Dataset records:
++++
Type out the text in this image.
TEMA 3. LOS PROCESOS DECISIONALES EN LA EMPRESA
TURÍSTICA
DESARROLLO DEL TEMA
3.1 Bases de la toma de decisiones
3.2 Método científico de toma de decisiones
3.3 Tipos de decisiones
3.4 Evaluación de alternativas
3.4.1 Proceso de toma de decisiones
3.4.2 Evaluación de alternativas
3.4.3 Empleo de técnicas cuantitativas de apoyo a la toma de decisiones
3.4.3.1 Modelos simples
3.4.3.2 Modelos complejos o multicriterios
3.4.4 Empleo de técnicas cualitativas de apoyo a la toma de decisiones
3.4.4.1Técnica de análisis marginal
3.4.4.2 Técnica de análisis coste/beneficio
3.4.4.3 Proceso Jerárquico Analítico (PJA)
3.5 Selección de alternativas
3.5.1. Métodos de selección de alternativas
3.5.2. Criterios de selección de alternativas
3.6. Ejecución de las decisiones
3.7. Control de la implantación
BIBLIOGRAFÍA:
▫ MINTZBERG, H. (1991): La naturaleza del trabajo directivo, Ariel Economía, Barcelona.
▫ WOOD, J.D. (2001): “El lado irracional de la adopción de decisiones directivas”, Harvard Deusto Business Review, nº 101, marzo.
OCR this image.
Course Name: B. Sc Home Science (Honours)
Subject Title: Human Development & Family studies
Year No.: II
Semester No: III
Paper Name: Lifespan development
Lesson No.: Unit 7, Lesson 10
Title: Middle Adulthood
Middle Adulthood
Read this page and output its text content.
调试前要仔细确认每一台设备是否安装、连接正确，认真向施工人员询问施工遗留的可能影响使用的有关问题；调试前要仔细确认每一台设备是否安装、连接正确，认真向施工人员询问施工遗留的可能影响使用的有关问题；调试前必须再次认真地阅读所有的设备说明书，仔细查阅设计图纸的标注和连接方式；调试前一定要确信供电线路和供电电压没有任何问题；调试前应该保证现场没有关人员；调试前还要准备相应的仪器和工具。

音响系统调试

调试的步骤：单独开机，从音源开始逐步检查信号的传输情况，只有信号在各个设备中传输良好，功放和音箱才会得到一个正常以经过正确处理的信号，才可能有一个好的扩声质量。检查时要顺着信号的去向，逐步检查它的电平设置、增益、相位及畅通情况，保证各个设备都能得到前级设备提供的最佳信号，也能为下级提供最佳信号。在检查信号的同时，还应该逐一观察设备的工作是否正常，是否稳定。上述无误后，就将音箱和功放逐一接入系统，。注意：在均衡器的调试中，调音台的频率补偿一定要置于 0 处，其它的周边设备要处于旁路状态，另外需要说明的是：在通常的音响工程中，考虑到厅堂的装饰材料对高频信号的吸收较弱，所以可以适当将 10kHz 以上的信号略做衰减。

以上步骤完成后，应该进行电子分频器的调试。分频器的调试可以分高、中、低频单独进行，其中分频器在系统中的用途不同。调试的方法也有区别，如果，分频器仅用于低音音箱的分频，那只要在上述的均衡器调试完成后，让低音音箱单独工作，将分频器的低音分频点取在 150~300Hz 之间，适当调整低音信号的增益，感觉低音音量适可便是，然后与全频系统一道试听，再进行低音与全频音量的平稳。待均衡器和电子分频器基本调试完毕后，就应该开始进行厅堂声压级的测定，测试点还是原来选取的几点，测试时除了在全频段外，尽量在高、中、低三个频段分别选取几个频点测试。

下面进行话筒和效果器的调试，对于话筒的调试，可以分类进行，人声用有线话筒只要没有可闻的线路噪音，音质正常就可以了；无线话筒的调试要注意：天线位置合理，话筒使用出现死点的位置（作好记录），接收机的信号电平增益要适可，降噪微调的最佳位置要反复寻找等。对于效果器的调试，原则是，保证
++++
» Instructions to follow
Reproduce each record exactly, leaving nothing out.

» Solution
Type out the text in this image.
TEMA 3. LOS PROCESOS DECISIONALES EN LA EMPRESA
TURÍSTICA
DESARROLLO DEL TEMA
3.1 Bases de la toma de decisiones
3.2 Método científico de toma de decisiones
3.3 Tipos de decisiones
3.4 Evaluación de alternativas
3.4.1 Proceso de toma de decisiones
3.4.2 Evaluación de alternativas
3.4.3 Empleo de técnicas cuantitativas de apoyo a la toma de decisiones
3.4.3.1 Modelos simples
3.4.3.2 Modelos complejos o multicriterios
3.4.4 Empleo de técnicas cualitativas de apoyo a la toma de decisiones
3.4.4.1Técnica de análisis marginal
3.4.4.2 Técnica de análisis coste/beneficio
3.4.4.3 Proceso Jerárquico Analítico (PJA)
3.5 Selección de alternativas
3.5.1. Métodos de selección de alternativas
3.5.2. Criterios de selección de alternativas
3.6. Ejecución de las decisiones
3.7. Control de la implantación
BIBLIOGRAFÍA:
▫ MINTZBERG, H. (1991): La naturaleza del trabajo directivo, Ariel Economía, Barcelona.
▫ WOOD, J.D. (2001): “El lado irracional de la adopción de decisiones directivas”, Harvard Deusto Business Review, nº 101, marzo.
OCR this image.
Course Name: B. Sc Home Science (Honours)
Subject Title: Human Development & Family studies
Year No.: II
Semester No: III
Paper Name: Lifespan development
Lesson No.: Unit 7, Lesson 10
Title: Middle Adulthood
Middle Adulthood
Read this page and output its text content.
调试前要仔细确认每一台设备是否安装、连接正确，认真向施工人员询问施工遗留的可能影响使用的有关问题；调试前要仔细确认每一台设备是否安装、连接正确，认真向施工人员询问施工遗留的可能影响使用的有关问题；调试前必须再次认真地阅读所有的设备说明书，仔细查阅设计图纸的标注和连接方式；调试前一定要确信供电线路和供电电压没有任何问题；调试前应该保证现场没有关人员；调试前还要准备相应的仪器和工具。

音响系统调试

调试的步骤：单独开机，从音源开始逐步检查信号的传输情况，只有信号在各个设备中传输良好，功放和音箱才会得到一个正常以经过正确处理的信号，才可能有一个好的扩声质量。检查时要顺着信号的去向，逐步检查它的电平设置、增益、相位及畅通情况，保证各个设备都能得到前级设备提供的最佳信号，也能为下级提供最佳信号。在检查信号的同时，还应该逐一观察设备的工作是否正常，是否稳定。上述无误后，就将音箱和功放逐一接入系统，。注意：在均衡器的调试中，调音台的频率补偿一定要置于 0 处，其它的周边设备要处于旁路状态，另外需要说明的是：在通常的音响工程中，考虑到厅堂的装饰材料对高频信号的吸收较弱，所以可以适当将 10kHz 以上的信号略做衰减。

以上步骤完成后，应该进行电子分频器的调试。分频器的调试可以分高、中、低频单独进行，其中分频器在系统中的用途不同。调试的方法也有区别，如果，分频器仅用于低音音箱的分频，那只要在上述的均衡器调试完成后，让低音音箱单独工作，将分频器的低音分频点取在 150~300Hz 之间，适当调整低音信号的增益，感觉低音音量适可便是，然后与全频系统一道试听，再进行低音与全频音量的平稳。待均衡器和电子分频器基本调试完毕后，就应该开始进行厅堂声压级的测定，测试点还是原来选取的几点，测试时除了在全频段外，尽量在高、中、低三个频段分别选取几个频点测试。

下面进行话筒和效果器的调试，对于话筒的调试，可以分类进行，人声用有线话筒只要没有可闻的线路噪音，音质正常就可以了；无线话筒的调试要注意：天线位置合理，话筒使用出现死点的位置（作好记录），接收机的信号电平增益要适可，降噪微调的最佳位置要反复寻找等。对于效果器的调试，原则是，保证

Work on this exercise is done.